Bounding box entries
------------------------------------
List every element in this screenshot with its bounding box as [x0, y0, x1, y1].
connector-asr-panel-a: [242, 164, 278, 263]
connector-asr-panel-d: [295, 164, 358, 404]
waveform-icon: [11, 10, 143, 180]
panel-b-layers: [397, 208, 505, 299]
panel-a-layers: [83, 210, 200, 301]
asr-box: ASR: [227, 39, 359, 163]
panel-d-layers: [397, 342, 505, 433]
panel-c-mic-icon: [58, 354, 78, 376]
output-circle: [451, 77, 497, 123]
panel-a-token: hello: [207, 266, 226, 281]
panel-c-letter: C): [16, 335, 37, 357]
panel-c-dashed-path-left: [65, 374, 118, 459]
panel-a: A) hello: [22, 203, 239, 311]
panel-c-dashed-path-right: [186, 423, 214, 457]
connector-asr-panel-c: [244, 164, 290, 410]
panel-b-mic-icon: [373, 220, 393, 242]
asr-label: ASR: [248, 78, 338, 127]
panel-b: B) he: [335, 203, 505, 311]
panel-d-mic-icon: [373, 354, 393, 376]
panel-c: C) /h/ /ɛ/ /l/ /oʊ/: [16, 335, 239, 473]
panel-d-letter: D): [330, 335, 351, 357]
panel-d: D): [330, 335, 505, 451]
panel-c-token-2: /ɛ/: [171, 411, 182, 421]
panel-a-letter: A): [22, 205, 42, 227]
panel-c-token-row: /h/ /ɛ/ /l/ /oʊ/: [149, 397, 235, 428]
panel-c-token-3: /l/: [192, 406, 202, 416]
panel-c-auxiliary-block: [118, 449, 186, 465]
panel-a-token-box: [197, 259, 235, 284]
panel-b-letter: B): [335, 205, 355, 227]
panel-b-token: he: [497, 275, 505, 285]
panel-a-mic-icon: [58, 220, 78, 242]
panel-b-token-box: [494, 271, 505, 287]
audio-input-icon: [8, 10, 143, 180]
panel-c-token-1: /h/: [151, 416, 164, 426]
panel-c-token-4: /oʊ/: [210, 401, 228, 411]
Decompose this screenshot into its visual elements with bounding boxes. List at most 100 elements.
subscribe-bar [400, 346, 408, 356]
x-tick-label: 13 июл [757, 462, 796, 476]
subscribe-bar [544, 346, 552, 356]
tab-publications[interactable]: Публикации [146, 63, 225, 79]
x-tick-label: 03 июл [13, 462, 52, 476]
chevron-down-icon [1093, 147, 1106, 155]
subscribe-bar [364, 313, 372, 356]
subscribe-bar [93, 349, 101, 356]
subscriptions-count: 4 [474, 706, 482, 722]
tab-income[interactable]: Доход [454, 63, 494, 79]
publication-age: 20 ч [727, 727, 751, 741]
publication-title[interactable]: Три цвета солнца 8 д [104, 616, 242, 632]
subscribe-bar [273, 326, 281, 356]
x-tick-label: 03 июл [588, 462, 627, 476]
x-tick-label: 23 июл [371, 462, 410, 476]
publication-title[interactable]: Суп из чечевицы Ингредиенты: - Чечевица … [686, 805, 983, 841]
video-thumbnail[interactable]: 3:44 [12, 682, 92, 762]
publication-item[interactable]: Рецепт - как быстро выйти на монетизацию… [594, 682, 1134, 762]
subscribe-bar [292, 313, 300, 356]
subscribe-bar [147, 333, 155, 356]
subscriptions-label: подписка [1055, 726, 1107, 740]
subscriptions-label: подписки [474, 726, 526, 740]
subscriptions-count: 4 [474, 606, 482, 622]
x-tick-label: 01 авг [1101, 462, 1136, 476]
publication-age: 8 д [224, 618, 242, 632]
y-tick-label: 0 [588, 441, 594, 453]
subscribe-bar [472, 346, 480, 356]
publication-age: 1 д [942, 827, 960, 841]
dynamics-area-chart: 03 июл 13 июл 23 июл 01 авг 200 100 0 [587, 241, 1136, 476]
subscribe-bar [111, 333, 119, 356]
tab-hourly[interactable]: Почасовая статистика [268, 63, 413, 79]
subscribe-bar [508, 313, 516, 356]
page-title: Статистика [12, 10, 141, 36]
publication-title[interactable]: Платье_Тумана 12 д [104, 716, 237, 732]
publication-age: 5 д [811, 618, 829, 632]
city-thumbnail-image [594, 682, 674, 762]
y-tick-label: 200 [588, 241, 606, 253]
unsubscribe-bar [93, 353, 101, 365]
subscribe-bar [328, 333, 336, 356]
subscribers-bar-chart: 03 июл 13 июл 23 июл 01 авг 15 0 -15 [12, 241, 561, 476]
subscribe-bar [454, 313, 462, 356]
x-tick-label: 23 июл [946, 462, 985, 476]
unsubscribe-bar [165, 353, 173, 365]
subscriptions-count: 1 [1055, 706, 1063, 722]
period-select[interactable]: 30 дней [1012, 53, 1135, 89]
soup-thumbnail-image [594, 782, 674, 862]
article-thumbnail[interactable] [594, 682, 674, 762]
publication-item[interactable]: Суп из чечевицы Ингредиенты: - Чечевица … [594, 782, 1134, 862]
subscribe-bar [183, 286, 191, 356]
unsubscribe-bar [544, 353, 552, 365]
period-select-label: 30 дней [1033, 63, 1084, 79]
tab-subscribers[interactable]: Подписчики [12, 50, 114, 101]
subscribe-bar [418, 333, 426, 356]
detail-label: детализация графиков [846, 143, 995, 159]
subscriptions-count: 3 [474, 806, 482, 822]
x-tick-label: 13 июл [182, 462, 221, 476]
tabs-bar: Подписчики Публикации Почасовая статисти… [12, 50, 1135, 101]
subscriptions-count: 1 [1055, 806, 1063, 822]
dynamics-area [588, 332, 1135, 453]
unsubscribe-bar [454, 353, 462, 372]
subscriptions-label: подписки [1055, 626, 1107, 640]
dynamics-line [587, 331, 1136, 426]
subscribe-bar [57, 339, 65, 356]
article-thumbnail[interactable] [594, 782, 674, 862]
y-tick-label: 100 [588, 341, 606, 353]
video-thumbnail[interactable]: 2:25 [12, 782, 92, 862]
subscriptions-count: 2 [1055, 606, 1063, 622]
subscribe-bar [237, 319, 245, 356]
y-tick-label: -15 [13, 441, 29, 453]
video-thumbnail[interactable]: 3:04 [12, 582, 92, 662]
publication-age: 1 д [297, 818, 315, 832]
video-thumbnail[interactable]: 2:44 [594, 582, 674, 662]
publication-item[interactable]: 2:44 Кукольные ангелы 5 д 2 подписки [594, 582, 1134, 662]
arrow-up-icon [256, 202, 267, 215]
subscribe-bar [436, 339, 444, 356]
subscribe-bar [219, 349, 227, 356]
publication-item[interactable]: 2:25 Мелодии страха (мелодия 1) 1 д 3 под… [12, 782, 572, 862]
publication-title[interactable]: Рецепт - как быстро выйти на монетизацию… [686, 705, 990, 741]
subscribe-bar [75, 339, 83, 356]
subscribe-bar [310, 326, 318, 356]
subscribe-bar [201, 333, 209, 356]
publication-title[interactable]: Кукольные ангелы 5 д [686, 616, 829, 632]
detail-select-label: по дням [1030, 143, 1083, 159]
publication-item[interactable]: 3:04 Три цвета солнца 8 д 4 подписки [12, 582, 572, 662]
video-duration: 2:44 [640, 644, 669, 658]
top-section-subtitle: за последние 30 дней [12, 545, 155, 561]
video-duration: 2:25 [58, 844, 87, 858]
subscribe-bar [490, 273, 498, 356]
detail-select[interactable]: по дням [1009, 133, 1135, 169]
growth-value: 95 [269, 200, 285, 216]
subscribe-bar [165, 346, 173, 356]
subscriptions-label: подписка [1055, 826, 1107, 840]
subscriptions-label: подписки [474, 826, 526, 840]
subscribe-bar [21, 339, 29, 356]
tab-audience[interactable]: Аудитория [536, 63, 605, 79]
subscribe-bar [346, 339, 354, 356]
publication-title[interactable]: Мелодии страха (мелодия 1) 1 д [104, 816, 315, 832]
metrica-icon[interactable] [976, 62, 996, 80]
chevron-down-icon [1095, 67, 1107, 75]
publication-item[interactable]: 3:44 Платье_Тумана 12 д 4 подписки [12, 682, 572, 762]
------------------------------------
§ EXERCISE OBJECTIVE:
Copy the entries from their first line through the line containing "panel-d-letter: D): [330, 335, 351, 357]", swapping "screenshot" for "capture" and leaving everything else unchanged.

§ WRITTEN RESPONSE:
List every element in this capture with its bounding box as [x0, y0, x1, y1].
connector-asr-panel-a: [242, 164, 278, 263]
connector-asr-panel-d: [295, 164, 358, 404]
waveform-icon: [11, 10, 143, 180]
panel-b-layers: [397, 208, 505, 299]
panel-a-layers: [83, 210, 200, 301]
asr-box: ASR: [227, 39, 359, 163]
panel-d-layers: [397, 342, 505, 433]
panel-c-mic-icon: [58, 354, 78, 376]
output-circle: [451, 77, 497, 123]
panel-a-token: hello: [207, 266, 226, 281]
panel-c-letter: C): [16, 335, 37, 357]
panel-c-dashed-path-left: [65, 374, 118, 459]
panel-a: A) hello: [22, 203, 239, 311]
panel-c-dashed-path-right: [186, 423, 214, 457]
connector-asr-panel-c: [244, 164, 290, 410]
panel-b-mic-icon: [373, 220, 393, 242]
asr-label: ASR: [248, 78, 338, 127]
panel-b: B) he: [335, 203, 505, 311]
panel-d-mic-icon: [373, 354, 393, 376]
panel-c: C) /h/ /ɛ/ /l/ /oʊ/: [16, 335, 239, 473]
panel-d-letter: D): [330, 335, 351, 357]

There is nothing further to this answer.